AIM: Copy each line that contains the string "against".
--- START DATASET EXTRACT ---
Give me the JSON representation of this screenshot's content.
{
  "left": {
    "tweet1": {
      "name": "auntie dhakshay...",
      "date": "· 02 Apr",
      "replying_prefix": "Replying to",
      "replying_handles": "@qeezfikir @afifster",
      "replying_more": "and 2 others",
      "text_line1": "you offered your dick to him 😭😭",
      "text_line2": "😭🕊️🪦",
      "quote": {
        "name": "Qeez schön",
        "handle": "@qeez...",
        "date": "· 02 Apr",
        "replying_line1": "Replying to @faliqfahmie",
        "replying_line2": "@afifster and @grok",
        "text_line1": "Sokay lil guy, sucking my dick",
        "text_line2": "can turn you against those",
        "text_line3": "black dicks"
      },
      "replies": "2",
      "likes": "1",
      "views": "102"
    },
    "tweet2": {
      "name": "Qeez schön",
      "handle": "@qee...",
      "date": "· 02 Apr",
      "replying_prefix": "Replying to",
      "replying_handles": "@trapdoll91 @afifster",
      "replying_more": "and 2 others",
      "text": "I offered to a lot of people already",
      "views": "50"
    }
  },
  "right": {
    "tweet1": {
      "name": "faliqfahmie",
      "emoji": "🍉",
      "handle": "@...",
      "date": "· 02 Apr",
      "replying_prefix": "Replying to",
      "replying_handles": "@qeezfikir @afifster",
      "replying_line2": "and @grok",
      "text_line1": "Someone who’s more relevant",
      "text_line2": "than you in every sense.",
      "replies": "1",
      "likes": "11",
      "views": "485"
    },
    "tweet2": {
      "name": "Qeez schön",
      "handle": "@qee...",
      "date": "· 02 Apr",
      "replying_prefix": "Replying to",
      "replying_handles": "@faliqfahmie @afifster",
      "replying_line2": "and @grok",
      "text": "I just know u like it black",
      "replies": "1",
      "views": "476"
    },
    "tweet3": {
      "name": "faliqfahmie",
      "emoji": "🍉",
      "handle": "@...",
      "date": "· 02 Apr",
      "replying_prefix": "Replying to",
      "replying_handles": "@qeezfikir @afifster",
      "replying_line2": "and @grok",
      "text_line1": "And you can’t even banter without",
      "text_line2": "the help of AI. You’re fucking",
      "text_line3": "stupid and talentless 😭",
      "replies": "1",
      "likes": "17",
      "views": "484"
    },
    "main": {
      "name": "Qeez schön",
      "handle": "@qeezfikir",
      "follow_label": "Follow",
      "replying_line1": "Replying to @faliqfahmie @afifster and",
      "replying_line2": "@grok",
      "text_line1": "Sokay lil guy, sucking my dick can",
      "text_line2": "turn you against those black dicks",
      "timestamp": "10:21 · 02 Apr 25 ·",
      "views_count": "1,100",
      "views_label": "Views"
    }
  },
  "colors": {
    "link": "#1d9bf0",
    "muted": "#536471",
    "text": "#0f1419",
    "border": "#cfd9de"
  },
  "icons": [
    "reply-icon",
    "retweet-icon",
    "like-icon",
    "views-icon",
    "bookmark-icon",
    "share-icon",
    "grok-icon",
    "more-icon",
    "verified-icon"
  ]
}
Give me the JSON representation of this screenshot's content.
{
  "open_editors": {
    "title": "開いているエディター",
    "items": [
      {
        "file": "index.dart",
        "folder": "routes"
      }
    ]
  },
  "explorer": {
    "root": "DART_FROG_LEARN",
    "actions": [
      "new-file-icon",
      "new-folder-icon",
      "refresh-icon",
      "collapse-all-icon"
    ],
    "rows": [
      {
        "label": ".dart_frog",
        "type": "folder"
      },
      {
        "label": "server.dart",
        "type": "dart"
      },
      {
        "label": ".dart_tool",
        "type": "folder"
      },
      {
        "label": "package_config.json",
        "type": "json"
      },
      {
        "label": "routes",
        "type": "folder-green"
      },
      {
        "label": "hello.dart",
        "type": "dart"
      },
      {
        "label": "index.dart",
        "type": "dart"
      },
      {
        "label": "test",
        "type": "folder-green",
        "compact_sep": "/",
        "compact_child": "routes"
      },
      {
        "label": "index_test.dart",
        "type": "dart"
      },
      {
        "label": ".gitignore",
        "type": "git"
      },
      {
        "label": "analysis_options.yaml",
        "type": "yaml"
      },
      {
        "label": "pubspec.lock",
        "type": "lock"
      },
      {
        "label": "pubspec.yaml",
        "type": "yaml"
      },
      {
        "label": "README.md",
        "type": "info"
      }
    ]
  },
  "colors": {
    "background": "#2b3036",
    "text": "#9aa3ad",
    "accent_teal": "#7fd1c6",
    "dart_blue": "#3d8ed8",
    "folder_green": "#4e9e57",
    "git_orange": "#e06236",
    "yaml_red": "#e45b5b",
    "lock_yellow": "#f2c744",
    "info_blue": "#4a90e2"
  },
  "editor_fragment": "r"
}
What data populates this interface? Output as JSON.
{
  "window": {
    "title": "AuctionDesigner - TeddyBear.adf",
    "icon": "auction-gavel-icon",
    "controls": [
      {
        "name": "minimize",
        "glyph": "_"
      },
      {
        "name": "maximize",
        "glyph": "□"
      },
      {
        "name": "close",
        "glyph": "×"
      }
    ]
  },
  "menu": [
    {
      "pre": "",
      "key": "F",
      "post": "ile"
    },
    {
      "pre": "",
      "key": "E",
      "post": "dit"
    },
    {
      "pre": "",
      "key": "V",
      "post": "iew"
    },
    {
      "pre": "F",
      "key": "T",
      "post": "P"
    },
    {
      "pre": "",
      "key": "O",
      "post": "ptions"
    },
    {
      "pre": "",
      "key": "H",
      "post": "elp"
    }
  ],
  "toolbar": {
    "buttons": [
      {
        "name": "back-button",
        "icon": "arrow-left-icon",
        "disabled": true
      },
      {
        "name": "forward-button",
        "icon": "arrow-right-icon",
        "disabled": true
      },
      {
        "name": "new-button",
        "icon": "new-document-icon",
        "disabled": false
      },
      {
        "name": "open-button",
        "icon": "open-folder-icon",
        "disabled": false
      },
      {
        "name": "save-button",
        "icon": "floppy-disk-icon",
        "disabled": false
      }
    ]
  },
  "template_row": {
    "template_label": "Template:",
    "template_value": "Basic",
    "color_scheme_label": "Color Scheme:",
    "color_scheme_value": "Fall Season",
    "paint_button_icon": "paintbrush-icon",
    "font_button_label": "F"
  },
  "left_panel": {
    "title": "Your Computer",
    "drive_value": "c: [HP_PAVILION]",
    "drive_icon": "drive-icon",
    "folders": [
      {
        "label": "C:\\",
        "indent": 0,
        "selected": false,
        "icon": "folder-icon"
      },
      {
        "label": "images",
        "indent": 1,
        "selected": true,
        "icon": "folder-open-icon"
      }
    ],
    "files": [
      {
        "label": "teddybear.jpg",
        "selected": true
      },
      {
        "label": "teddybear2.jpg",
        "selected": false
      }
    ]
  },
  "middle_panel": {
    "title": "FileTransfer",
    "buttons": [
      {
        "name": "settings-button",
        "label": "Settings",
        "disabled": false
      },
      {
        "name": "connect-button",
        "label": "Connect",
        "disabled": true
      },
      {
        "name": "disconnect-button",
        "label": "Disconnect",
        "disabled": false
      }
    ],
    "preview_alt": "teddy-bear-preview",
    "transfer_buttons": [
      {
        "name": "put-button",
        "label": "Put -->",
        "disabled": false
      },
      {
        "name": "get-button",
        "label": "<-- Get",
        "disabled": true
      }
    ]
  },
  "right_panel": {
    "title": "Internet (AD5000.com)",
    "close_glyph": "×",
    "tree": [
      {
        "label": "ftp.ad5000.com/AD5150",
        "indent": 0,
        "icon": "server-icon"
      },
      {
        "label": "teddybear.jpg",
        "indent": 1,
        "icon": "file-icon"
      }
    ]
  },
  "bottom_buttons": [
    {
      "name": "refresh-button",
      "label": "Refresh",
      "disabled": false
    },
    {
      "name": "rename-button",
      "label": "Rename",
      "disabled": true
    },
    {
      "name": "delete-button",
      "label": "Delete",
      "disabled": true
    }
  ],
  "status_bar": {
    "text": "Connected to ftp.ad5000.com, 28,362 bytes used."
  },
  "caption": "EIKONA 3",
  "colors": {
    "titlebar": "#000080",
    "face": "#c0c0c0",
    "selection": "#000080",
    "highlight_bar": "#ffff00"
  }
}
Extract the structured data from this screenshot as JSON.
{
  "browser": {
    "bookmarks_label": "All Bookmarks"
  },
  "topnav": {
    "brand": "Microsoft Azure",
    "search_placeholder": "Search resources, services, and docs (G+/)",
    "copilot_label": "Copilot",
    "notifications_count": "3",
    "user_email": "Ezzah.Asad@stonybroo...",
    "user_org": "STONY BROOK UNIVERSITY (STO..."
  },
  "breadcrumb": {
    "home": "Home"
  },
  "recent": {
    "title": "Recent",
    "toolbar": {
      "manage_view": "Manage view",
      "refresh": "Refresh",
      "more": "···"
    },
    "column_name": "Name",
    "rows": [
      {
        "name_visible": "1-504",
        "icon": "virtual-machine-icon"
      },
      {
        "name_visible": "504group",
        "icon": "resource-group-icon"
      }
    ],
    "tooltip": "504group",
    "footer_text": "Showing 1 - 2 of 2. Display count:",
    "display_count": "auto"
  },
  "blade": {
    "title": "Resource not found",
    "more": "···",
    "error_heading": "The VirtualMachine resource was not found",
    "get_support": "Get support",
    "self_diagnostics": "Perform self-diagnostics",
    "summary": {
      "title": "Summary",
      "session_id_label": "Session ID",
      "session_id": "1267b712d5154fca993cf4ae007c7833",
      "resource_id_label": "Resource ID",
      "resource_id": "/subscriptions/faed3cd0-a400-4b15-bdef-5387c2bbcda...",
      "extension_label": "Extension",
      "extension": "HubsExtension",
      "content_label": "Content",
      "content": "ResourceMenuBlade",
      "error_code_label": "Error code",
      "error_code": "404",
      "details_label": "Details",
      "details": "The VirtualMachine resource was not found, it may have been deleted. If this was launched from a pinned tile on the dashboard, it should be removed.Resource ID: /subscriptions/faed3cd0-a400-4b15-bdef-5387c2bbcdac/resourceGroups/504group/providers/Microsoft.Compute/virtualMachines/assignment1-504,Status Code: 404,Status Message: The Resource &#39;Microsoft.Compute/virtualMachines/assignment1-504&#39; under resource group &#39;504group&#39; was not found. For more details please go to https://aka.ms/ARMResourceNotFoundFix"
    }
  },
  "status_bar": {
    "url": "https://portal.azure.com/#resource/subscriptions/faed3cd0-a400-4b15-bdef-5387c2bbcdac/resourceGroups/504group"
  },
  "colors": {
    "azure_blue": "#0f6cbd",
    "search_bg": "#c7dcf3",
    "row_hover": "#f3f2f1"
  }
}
--- END DATASET EXTRACT ---
EXERCISE RESULT:
        "text_line2": "can turn you against those",
      "text_line2": "turn you against those black dicks",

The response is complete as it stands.